What this task involves
Reproduce the listing below exactly. Pictures do not belong in the copy.

Supplied information

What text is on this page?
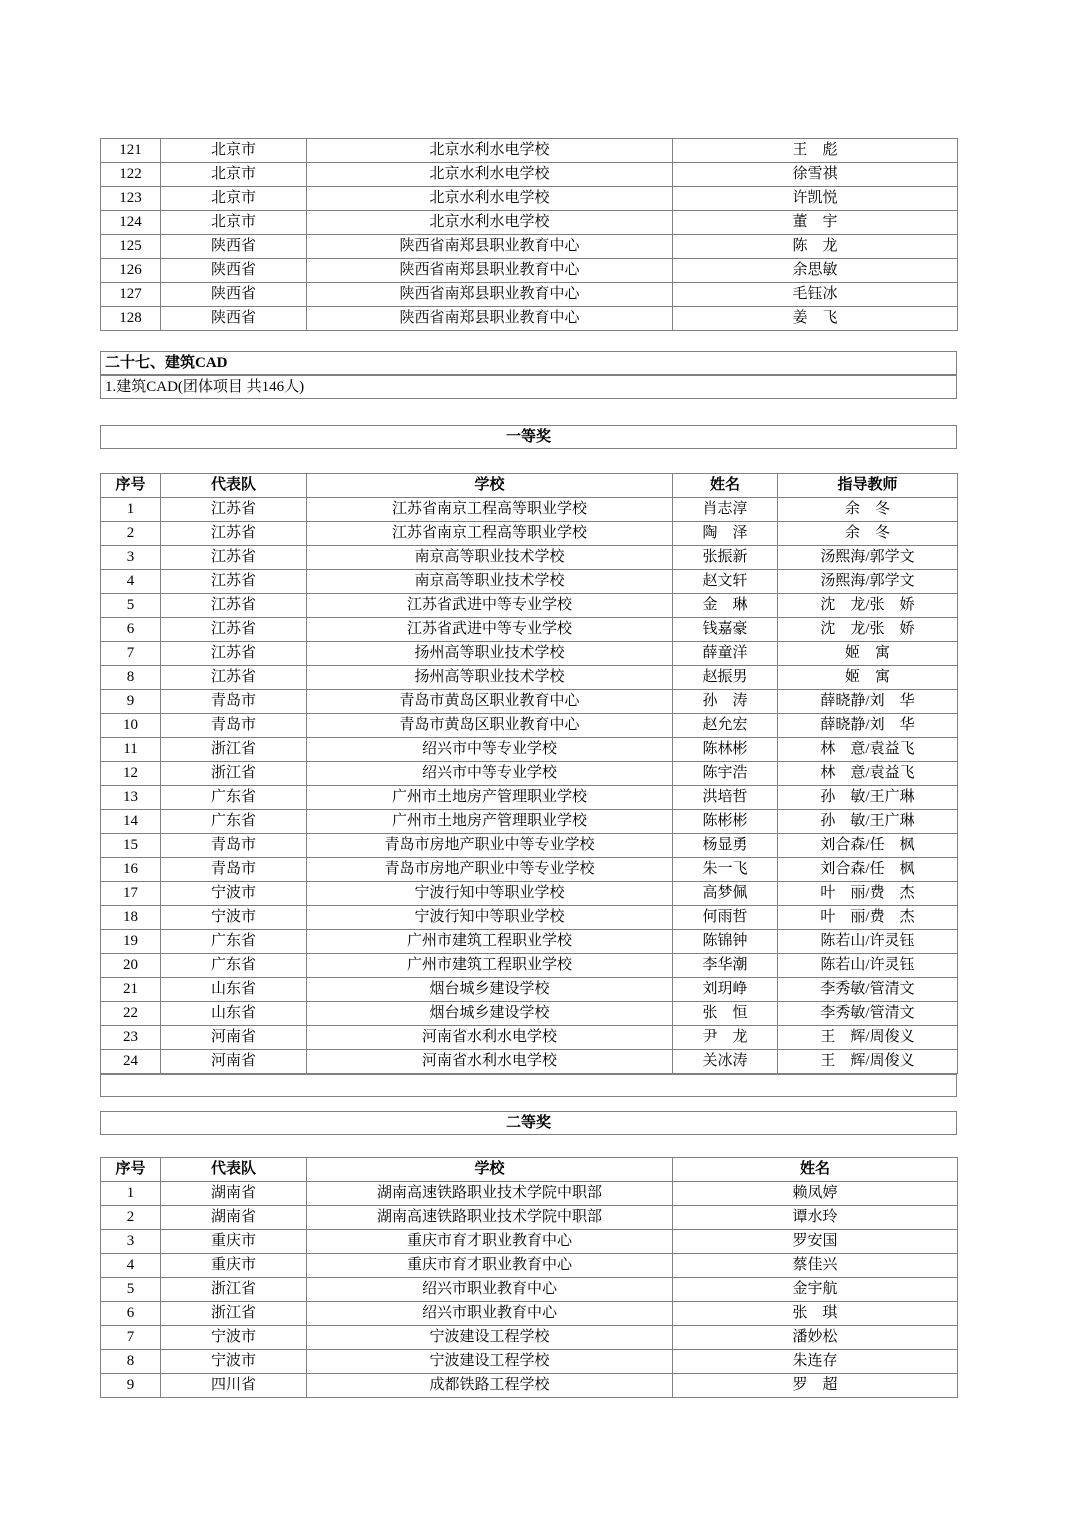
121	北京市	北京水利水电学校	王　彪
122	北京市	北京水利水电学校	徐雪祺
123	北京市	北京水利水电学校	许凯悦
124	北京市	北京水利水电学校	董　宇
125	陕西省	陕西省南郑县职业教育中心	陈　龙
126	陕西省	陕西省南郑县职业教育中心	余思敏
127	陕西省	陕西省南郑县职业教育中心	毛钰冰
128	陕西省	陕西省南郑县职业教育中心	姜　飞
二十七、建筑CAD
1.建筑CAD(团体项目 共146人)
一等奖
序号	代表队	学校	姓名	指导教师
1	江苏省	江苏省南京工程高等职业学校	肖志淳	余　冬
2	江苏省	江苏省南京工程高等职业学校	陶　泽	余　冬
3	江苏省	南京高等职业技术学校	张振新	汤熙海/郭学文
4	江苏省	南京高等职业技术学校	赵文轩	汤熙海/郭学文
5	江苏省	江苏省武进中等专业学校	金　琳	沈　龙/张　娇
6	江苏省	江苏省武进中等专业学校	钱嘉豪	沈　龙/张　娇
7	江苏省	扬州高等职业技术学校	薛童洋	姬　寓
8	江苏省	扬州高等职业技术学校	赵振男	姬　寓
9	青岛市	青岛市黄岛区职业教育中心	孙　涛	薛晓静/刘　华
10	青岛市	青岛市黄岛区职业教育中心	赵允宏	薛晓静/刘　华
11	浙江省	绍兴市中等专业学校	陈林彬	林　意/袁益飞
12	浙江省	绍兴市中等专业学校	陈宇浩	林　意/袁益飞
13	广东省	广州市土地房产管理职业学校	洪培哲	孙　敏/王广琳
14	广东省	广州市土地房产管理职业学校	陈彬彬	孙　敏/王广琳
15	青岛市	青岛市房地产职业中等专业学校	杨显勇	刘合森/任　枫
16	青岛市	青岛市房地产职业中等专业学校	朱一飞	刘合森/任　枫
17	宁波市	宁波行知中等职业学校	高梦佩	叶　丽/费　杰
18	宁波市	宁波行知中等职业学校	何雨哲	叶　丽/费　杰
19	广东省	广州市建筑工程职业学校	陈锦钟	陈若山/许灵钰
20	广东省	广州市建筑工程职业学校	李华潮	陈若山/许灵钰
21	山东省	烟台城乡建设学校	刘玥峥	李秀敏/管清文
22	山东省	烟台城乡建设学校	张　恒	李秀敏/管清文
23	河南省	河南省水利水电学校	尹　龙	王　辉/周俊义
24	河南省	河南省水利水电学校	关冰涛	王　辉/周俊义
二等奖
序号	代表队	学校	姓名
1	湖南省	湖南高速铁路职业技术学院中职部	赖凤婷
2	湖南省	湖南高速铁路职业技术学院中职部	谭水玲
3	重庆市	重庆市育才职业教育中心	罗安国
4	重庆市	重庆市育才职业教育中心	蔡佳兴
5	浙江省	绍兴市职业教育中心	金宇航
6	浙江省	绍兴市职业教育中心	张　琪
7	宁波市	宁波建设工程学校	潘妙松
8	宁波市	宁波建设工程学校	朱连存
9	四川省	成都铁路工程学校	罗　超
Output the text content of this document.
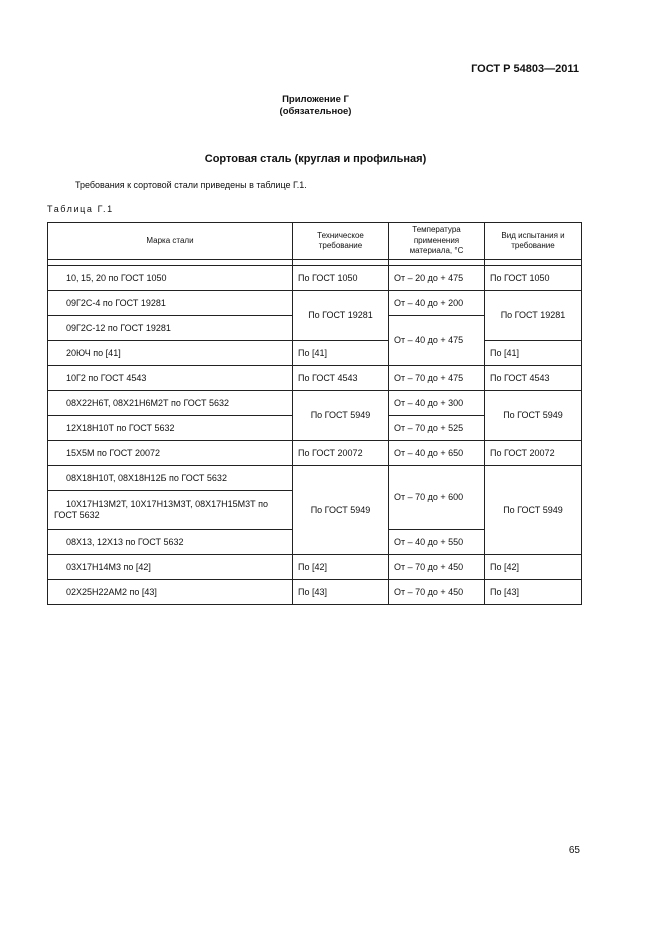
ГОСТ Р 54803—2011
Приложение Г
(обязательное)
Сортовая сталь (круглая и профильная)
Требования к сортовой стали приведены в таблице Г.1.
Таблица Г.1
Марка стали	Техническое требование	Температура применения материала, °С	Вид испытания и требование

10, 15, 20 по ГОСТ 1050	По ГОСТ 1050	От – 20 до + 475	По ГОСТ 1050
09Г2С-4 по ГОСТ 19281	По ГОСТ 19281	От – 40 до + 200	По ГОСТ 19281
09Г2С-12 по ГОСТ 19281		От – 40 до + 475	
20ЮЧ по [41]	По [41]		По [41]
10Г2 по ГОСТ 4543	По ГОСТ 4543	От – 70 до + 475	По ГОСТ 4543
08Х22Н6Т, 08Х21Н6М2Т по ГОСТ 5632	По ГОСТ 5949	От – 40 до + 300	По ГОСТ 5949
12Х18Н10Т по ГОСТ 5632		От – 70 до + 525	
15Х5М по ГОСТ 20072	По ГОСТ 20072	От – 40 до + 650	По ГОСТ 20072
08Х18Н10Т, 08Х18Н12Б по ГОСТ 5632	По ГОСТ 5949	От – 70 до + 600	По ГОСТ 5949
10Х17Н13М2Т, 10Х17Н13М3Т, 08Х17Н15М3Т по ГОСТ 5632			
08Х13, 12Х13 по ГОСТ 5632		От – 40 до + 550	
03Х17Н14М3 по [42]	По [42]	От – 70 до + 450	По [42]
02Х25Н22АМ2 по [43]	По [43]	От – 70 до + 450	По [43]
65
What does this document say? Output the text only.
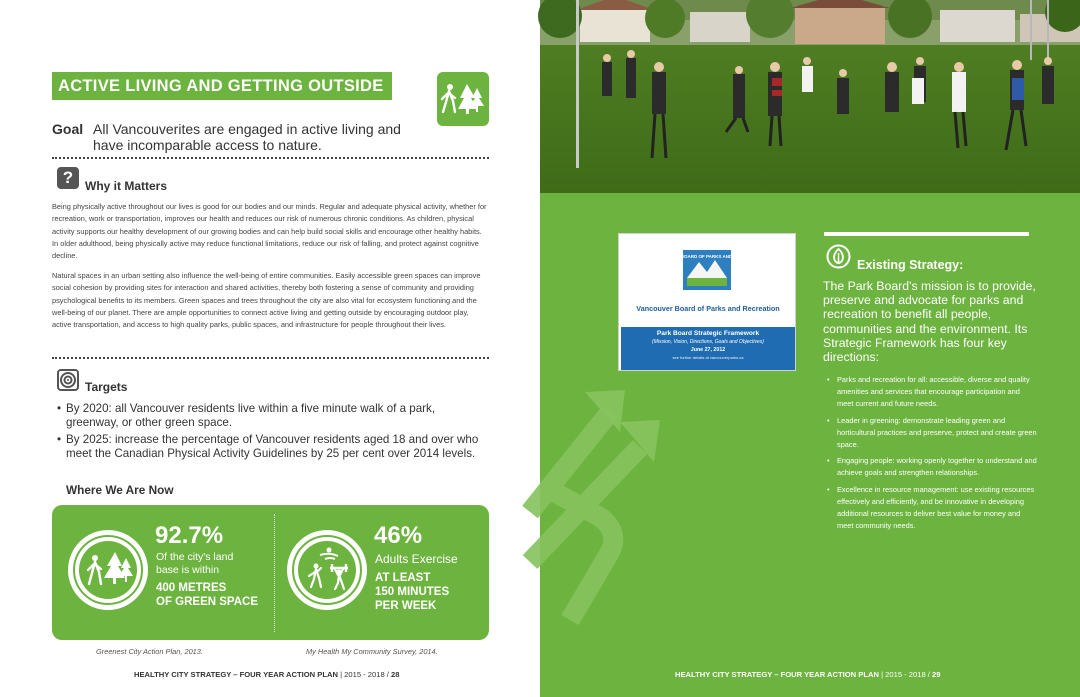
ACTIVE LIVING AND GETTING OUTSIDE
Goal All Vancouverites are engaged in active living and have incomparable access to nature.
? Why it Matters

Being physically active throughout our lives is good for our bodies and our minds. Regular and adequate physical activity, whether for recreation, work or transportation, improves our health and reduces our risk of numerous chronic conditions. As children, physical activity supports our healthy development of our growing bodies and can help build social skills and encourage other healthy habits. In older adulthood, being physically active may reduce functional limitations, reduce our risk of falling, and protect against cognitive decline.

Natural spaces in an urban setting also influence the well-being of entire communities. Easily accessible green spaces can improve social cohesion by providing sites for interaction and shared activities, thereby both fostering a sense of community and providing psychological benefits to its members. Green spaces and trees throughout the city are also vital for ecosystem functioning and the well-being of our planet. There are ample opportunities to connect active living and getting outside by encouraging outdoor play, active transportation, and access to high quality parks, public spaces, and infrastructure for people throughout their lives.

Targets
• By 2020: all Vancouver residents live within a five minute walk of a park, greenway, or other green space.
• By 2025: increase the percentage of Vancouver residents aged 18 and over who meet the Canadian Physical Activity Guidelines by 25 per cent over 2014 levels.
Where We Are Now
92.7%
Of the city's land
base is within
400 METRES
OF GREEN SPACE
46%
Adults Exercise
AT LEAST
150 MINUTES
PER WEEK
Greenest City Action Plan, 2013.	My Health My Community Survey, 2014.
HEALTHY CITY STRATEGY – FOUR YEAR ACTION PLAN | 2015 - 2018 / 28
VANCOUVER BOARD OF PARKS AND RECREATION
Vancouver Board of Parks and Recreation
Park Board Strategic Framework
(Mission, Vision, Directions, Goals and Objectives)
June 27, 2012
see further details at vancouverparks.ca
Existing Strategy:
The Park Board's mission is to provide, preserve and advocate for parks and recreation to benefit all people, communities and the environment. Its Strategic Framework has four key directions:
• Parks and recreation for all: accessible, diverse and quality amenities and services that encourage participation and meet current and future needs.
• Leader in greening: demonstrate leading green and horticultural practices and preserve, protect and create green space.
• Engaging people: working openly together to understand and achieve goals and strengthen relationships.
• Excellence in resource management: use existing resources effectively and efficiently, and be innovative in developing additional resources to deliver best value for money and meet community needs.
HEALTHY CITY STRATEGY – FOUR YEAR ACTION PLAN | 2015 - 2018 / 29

The output
What text is on this page?
121	北京市	北京水利水电学校	王　彪
122	北京市	北京水利水电学校	徐雪祺
123	北京市	北京水利水电学校	许凯悦
124	北京市	北京水利水电学校	董　宇
125	陕西省	陕西省南郑县职业教育中心	陈　龙
126	陕西省	陕西省南郑县职业教育中心	余思敏
127	陕西省	陕西省南郑县职业教育中心	毛钰冰
128	陕西省	陕西省南郑县职业教育中心	姜　飞
二十七、建筑CAD
1.建筑CAD(团体项目 共146人)
一等奖
序号	代表队	学校	姓名	指导教师
1	江苏省	江苏省南京工程高等职业学校	肖志淳	余　冬
2	江苏省	江苏省南京工程高等职业学校	陶　泽	余　冬
3	江苏省	南京高等职业技术学校	张振新	汤熙海/郭学文
4	江苏省	南京高等职业技术学校	赵文轩	汤熙海/郭学文
5	江苏省	江苏省武进中等专业学校	金　琳	沈　龙/张　娇
6	江苏省	江苏省武进中等专业学校	钱嘉豪	沈　龙/张　娇
7	江苏省	扬州高等职业技术学校	薛童洋	姬　寓
8	江苏省	扬州高等职业技术学校	赵振男	姬　寓
9	青岛市	青岛市黄岛区职业教育中心	孙　涛	薛晓静/刘　华
10	青岛市	青岛市黄岛区职业教育中心	赵允宏	薛晓静/刘　华
11	浙江省	绍兴市中等专业学校	陈林彬	林　意/袁益飞
12	浙江省	绍兴市中等专业学校	陈宇浩	林　意/袁益飞
13	广东省	广州市土地房产管理职业学校	洪培哲	孙　敏/王广琳
14	广东省	广州市土地房产管理职业学校	陈彬彬	孙　敏/王广琳
15	青岛市	青岛市房地产职业中等专业学校	杨显勇	刘合森/任　枫
16	青岛市	青岛市房地产职业中等专业学校	朱一飞	刘合森/任　枫
17	宁波市	宁波行知中等职业学校	高梦佩	叶　丽/费　杰
18	宁波市	宁波行知中等职业学校	何雨哲	叶　丽/费　杰
19	广东省	广州市建筑工程职业学校	陈锦钟	陈若山/许灵钰
20	广东省	广州市建筑工程职业学校	李华潮	陈若山/许灵钰
21	山东省	烟台城乡建设学校	刘玥峥	李秀敏/管清文
22	山东省	烟台城乡建设学校	张　恒	李秀敏/管清文
23	河南省	河南省水利水电学校	尹　龙	王　辉/周俊义
24	河南省	河南省水利水电学校	关冰涛	王　辉/周俊义
二等奖
序号	代表队	学校	姓名
1	湖南省	湖南高速铁路职业技术学院中职部	赖凤婷
2	湖南省	湖南高速铁路职业技术学院中职部	谭水玲
3	重庆市	重庆市育才职业教育中心	罗安国
4	重庆市	重庆市育才职业教育中心	蔡佳兴
5	浙江省	绍兴市职业教育中心	金宇航
6	浙江省	绍兴市职业教育中心	张　琪
7	宁波市	宁波建设工程学校	潘妙松
8	宁波市	宁波建设工程学校	朱连存
9	四川省	成都铁路工程学校	罗　超
Output the text content of this document.
ГОСТ Р 54803—2011
Приложение Г
(обязательное)
Сортовая сталь (круглая и профильная)
Требования к сортовой стали приведены в таблице Г.1.
Таблица Г.1
Марка стали	Техническое требование	Температура применения материала, °С	Вид испытания и требование

10, 15, 20 по ГОСТ 1050	По ГОСТ 1050	От – 20 до + 475	По ГОСТ 1050
09Г2С-4 по ГОСТ 19281	По ГОСТ 19281	От – 40 до + 200	По ГОСТ 19281
09Г2С-12 по ГОСТ 19281		От – 40 до + 475	
20ЮЧ по [41]	По [41]		По [41]
10Г2 по ГОСТ 4543	По ГОСТ 4543	От – 70 до + 475	По ГОСТ 4543
08Х22Н6Т, 08Х21Н6М2Т по ГОСТ 5632	По ГОСТ 5949	От – 40 до + 300	По ГОСТ 5949
12Х18Н10Т по ГОСТ 5632		От – 70 до + 525	
15Х5М по ГОСТ 20072	По ГОСТ 20072	От – 40 до + 650	По ГОСТ 20072
08Х18Н10Т, 08Х18Н12Б по ГОСТ 5632	По ГОСТ 5949	От – 70 до + 600	По ГОСТ 5949
10Х17Н13М2Т, 10Х17Н13М3Т, 08Х17Н15М3Т по ГОСТ 5632			
08Х13, 12Х13 по ГОСТ 5632		От – 40 до + 550	
03Х17Н14М3 по [42]	По [42]	От – 70 до + 450	По [42]
02Х25Н22АМ2 по [43]	По [43]	От – 70 до + 450	По [43]
65
What does this document say? Output the text only.
ACTIVE LIVING AND GETTING OUTSIDE
Goal All Vancouverites are engaged in active living and have incomparable access to nature.
? Why it Matters

Being physically active throughout our lives is good for our bodies and our minds. Regular and adequate physical activity, whether for recreation, work or transportation, improves our health and reduces our risk of numerous chronic conditions. As children, physical activity supports our healthy development of our growing bodies and can help build social skills and encourage other healthy habits. In older adulthood, being physically active may reduce functional limitations, reduce our risk of falling, and protect against cognitive decline.

Natural spaces in an urban setting also influence the well-being of entire communities. Easily accessible green spaces can improve social cohesion by providing sites for interaction and shared activities, thereby both fostering a sense of community and providing psychological benefits to its members. Green spaces and trees throughout the city are also vital for ecosystem functioning and the well-being of our planet. There are ample opportunities to connect active living and getting outside by encouraging outdoor play, active transportation, and access to high quality parks, public spaces, and infrastructure for people throughout their lives.

Targets
• By 2020: all Vancouver residents live within a five minute walk of a park, greenway, or other green space.
• By 2025: increase the percentage of Vancouver residents aged 18 and over who meet the Canadian Physical Activity Guidelines by 25 per cent over 2014 levels.
Where We Are Now
92.7%
Of the city's land
base is within
400 METRES
OF GREEN SPACE
46%
Adults Exercise
AT LEAST
150 MINUTES
PER WEEK
Greenest City Action Plan, 2013.	My Health My Community Survey, 2014.
HEALTHY CITY STRATEGY – FOUR YEAR ACTION PLAN | 2015 - 2018 / 28
VANCOUVER BOARD OF PARKS AND RECREATION
Vancouver Board of Parks and Recreation
Park Board Strategic Framework
(Mission, Vision, Directions, Goals and Objectives)
June 27, 2012
see further details at vancouverparks.ca
Existing Strategy:
The Park Board's mission is to provide, preserve and advocate for parks and recreation to benefit all people, communities and the environment. Its Strategic Framework has four key directions:
• Parks and recreation for all: accessible, diverse and quality amenities and services that encourage participation and meet current and future needs.
• Leader in greening: demonstrate leading green and horticultural practices and preserve, protect and create green space.
• Engaging people: working openly together to understand and achieve goals and strengthen relationships.
• Excellence in resource management: use existing resources effectively and efficiently, and be innovative in developing additional resources to deliver best value for money and meet community needs.
HEALTHY CITY STRATEGY – FOUR YEAR ACTION PLAN | 2015 - 2018 / 29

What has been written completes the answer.